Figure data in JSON
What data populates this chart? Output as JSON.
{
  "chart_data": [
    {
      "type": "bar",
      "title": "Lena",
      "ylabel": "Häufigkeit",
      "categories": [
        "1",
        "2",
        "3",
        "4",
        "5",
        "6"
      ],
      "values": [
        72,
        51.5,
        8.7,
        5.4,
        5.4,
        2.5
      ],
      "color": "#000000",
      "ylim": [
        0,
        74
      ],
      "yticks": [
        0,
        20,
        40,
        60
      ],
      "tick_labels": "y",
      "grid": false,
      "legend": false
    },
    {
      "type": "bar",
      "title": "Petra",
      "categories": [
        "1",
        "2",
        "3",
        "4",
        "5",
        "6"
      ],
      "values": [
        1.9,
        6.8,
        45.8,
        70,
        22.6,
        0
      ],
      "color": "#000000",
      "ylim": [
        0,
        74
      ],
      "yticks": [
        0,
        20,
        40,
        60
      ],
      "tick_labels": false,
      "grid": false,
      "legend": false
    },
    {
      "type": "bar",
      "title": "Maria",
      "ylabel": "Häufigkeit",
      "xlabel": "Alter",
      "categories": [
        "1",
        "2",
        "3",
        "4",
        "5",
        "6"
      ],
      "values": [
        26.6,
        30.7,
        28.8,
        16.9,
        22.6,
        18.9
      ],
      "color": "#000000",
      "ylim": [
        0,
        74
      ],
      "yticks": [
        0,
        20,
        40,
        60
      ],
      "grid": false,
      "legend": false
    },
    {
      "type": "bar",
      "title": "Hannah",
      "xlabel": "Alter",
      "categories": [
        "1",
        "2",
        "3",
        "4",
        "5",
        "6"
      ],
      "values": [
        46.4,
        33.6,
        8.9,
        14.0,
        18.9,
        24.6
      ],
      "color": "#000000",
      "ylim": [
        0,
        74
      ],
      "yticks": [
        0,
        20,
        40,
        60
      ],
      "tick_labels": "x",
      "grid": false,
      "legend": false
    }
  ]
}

• **TASK GOAL**: From the records above, pick out and copy each line holding the word "title".

• **ANSWER TO THIS TASK**:
      "title": "Lena",
      "title": "Petra",
      "title": "Maria",
      "title": "Hannah",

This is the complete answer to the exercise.